**REQUEST**: Copy all of the material word for word, except for the pictures.

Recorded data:
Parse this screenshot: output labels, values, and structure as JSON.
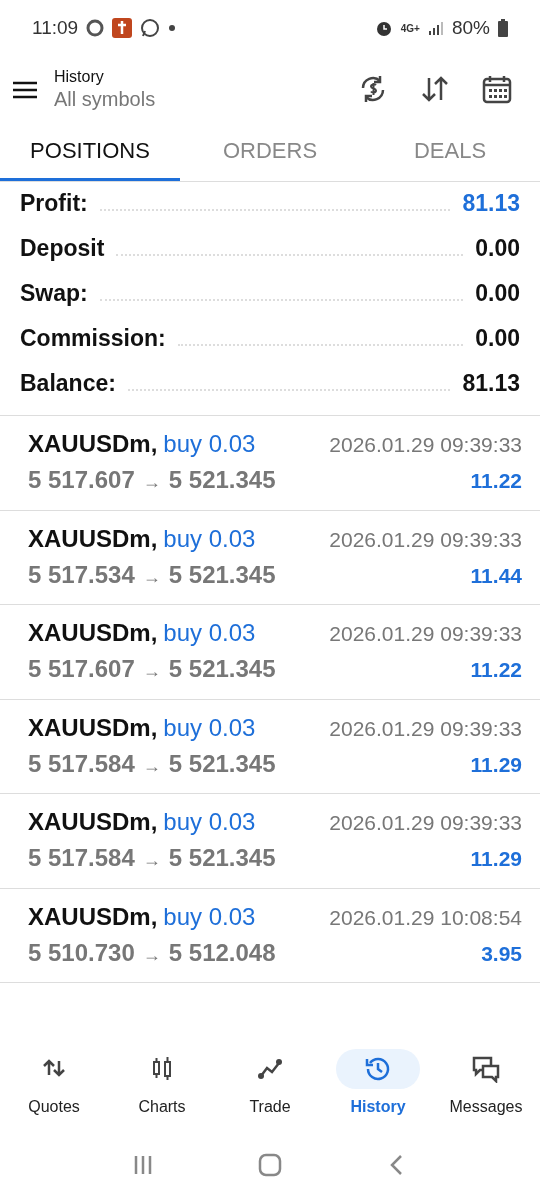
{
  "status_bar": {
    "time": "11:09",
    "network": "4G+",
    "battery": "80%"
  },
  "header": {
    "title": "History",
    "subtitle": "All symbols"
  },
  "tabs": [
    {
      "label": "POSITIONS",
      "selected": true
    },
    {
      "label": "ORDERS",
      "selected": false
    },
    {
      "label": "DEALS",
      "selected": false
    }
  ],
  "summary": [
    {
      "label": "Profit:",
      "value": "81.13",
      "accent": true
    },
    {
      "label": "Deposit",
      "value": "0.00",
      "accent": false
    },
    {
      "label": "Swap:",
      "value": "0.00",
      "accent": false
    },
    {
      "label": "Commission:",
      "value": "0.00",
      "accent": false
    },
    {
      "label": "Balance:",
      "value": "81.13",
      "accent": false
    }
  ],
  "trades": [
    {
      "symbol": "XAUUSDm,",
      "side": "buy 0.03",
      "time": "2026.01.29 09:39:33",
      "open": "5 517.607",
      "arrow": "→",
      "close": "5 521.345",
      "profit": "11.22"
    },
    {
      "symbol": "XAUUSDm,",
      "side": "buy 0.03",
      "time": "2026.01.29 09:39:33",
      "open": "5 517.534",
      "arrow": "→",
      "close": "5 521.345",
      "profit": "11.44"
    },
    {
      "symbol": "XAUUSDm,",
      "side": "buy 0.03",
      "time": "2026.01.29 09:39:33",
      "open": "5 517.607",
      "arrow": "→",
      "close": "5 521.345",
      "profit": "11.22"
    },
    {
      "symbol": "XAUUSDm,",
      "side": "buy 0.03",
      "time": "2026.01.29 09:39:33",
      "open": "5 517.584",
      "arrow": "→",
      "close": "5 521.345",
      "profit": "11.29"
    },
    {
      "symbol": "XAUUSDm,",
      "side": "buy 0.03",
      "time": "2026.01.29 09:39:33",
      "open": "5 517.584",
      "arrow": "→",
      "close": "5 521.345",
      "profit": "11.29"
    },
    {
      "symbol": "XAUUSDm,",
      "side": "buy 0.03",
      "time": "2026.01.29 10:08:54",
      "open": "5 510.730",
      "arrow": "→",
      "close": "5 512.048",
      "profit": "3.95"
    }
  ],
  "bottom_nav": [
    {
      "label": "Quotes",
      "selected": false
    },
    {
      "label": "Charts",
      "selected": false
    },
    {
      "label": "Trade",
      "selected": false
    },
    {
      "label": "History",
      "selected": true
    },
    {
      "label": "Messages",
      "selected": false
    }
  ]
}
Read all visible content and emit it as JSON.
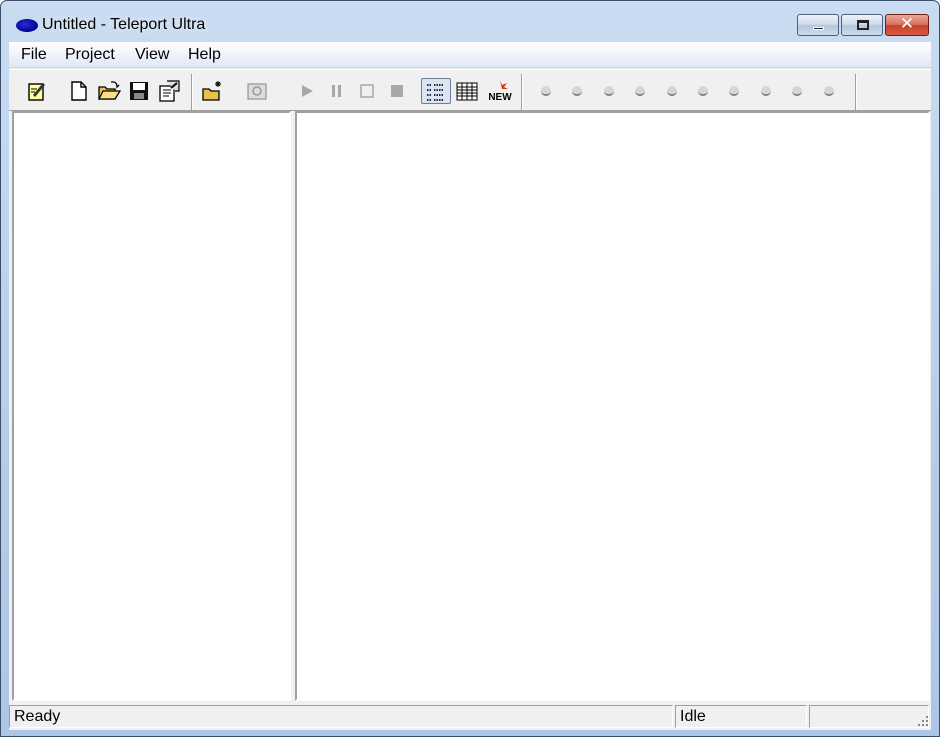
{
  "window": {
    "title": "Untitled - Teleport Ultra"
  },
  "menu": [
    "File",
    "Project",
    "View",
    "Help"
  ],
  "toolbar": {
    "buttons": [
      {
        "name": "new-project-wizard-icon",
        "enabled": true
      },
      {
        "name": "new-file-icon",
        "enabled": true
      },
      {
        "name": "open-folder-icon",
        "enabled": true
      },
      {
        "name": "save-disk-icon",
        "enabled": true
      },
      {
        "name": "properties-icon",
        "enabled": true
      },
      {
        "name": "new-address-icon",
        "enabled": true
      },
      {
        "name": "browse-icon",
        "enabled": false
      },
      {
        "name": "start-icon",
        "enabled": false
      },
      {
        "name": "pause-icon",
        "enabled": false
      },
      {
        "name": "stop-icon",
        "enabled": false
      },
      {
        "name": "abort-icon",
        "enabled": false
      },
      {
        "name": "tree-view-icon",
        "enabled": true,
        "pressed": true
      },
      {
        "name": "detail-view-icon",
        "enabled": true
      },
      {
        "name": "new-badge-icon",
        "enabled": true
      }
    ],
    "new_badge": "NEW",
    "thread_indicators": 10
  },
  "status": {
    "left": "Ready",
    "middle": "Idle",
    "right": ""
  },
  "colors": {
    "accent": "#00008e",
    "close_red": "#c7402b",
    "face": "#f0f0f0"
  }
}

**PROBLEM SOLUTION**:
Parse this screenshot: output labels, values, and structure as JSON.
{
  "status_bar": {
    "time": "11:09",
    "network": "4G+",
    "battery": "80%"
  },
  "header": {
    "title": "History",
    "subtitle": "All symbols"
  },
  "tabs": [
    {
      "label": "POSITIONS",
      "selected": true
    },
    {
      "label": "ORDERS",
      "selected": false
    },
    {
      "label": "DEALS",
      "selected": false
    }
  ],
  "summary": [
    {
      "label": "Profit:",
      "value": "81.13",
      "accent": true
    },
    {
      "label": "Deposit",
      "value": "0.00",
      "accent": false
    },
    {
      "label": "Swap:",
      "value": "0.00",
      "accent": false
    },
    {
      "label": "Commission:",
      "value": "0.00",
      "accent": false
    },
    {
      "label": "Balance:",
      "value": "81.13",
      "accent": false
    }
  ],
  "trades": [
    {
      "symbol": "XAUUSDm,",
      "side": "buy 0.03",
      "time": "2026.01.29 09:39:33",
      "open": "5 517.607",
      "arrow": "→",
      "close": "5 521.345",
      "profit": "11.22"
    },
    {
      "symbol": "XAUUSDm,",
      "side": "buy 0.03",
      "time": "2026.01.29 09:39:33",
      "open": "5 517.534",
      "arrow": "→",
      "close": "5 521.345",
      "profit": "11.44"
    },
    {
      "symbol": "XAUUSDm,",
      "side": "buy 0.03",
      "time": "2026.01.29 09:39:33",
      "open": "5 517.607",
      "arrow": "→",
      "close": "5 521.345",
      "profit": "11.22"
    },
    {
      "symbol": "XAUUSDm,",
      "side": "buy 0.03",
      "time": "2026.01.29 09:39:33",
      "open": "5 517.584",
      "arrow": "→",
      "close": "5 521.345",
      "profit": "11.29"
    },
    {
      "symbol": "XAUUSDm,",
      "side": "buy 0.03",
      "time": "2026.01.29 09:39:33",
      "open": "5 517.584",
      "arrow": "→",
      "close": "5 521.345",
      "profit": "11.29"
    },
    {
      "symbol": "XAUUSDm,",
      "side": "buy 0.03",
      "time": "2026.01.29 10:08:54",
      "open": "5 510.730",
      "arrow": "→",
      "close": "5 512.048",
      "profit": "3.95"
    }
  ],
  "bottom_nav": [
    {
      "label": "Quotes",
      "selected": false
    },
    {
      "label": "Charts",
      "selected": false
    },
    {
      "label": "Trade",
      "selected": false
    },
    {
      "label": "History",
      "selected": true
    },
    {
      "label": "Messages",
      "selected": false
    }
  ]
}
Read all visible content and emit it as JSON.
{
  "window": {
    "title": "Untitled - Teleport Ultra"
  },
  "menu": [
    "File",
    "Project",
    "View",
    "Help"
  ],
  "toolbar": {
    "buttons": [
      {
        "name": "new-project-wizard-icon",
        "enabled": true
      },
      {
        "name": "new-file-icon",
        "enabled": true
      },
      {
        "name": "open-folder-icon",
        "enabled": true
      },
      {
        "name": "save-disk-icon",
        "enabled": true
      },
      {
        "name": "properties-icon",
        "enabled": true
      },
      {
        "name": "new-address-icon",
        "enabled": true
      },
      {
        "name": "browse-icon",
        "enabled": false
      },
      {
        "name": "start-icon",
        "enabled": false
      },
      {
        "name": "pause-icon",
        "enabled": false
      },
      {
        "name": "stop-icon",
        "enabled": false
      },
      {
        "name": "abort-icon",
        "enabled": false
      },
      {
        "name": "tree-view-icon",
        "enabled": true,
        "pressed": true
      },
      {
        "name": "detail-view-icon",
        "enabled": true
      },
      {
        "name": "new-badge-icon",
        "enabled": true
      }
    ],
    "new_badge": "NEW",
    "thread_indicators": 10
  },
  "status": {
    "left": "Ready",
    "middle": "Idle",
    "right": ""
  },
  "colors": {
    "accent": "#00008e",
    "close_red": "#c7402b",
    "face": "#f0f0f0"
  }
}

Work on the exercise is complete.